**EXERCISE AIM:** Each line below either holds the string "this" or doesn't. Count those that do and give only the number.

**EXTRACTED RECORDS:**
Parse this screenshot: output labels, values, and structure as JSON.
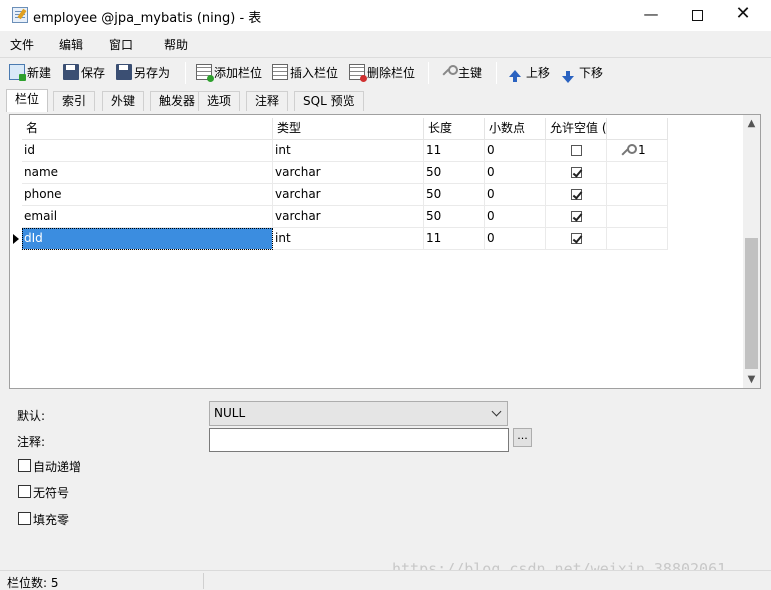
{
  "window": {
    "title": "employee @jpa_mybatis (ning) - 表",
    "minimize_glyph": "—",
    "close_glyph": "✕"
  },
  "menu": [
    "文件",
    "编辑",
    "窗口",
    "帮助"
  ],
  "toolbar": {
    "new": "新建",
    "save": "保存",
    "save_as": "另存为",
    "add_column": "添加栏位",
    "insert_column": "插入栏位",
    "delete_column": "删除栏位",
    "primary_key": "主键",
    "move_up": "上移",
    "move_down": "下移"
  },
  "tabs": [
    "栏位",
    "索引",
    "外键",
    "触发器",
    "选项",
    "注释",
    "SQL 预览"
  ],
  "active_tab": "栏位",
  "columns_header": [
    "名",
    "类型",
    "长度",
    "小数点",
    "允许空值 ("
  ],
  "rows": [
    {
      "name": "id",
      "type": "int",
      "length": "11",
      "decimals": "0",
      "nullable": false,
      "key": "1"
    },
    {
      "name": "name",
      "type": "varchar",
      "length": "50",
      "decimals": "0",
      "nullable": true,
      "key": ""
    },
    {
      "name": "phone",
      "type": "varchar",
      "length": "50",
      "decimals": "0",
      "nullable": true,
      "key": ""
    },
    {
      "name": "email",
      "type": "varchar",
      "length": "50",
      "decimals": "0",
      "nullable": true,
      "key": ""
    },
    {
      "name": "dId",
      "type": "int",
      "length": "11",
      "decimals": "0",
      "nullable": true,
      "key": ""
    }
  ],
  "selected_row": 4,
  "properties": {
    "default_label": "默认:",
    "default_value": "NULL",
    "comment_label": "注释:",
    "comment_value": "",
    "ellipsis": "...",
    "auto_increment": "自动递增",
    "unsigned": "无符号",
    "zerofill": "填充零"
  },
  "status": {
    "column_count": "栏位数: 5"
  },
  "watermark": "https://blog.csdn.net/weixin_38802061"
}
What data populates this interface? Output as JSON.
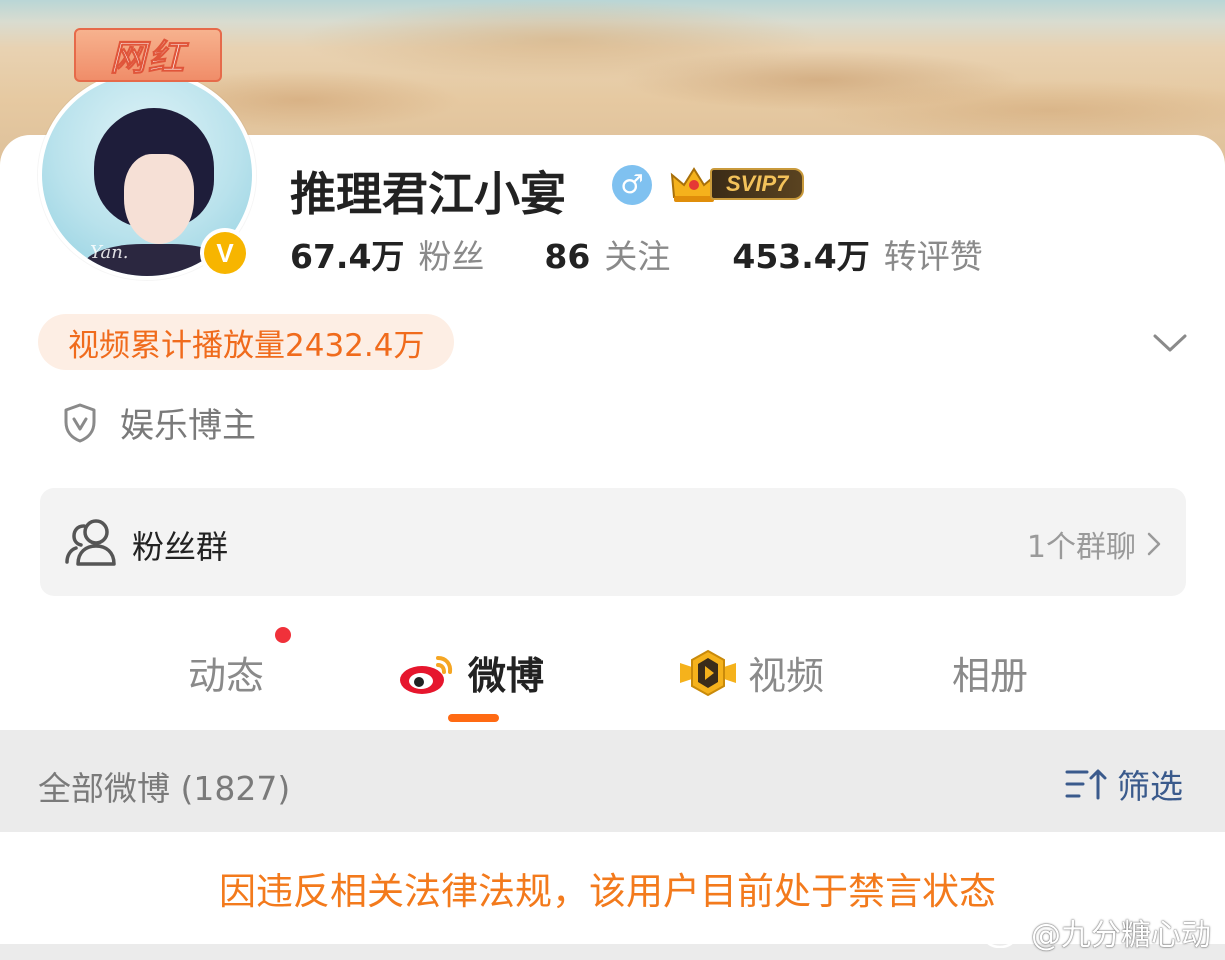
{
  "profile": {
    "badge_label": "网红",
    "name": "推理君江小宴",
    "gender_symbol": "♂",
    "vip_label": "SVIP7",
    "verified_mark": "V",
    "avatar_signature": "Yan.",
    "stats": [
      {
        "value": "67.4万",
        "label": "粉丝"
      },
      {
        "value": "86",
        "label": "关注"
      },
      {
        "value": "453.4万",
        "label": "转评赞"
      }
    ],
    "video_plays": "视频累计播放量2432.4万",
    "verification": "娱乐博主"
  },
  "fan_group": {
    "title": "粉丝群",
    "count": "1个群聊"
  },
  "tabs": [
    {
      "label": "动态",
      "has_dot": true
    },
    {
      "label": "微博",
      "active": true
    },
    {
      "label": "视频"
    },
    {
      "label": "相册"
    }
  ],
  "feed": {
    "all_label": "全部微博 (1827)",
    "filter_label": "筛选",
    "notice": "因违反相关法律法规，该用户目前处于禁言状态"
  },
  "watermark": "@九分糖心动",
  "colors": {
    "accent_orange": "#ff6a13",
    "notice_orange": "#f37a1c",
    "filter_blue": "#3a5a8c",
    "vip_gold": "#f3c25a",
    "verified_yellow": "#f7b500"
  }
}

**REPLY:** 2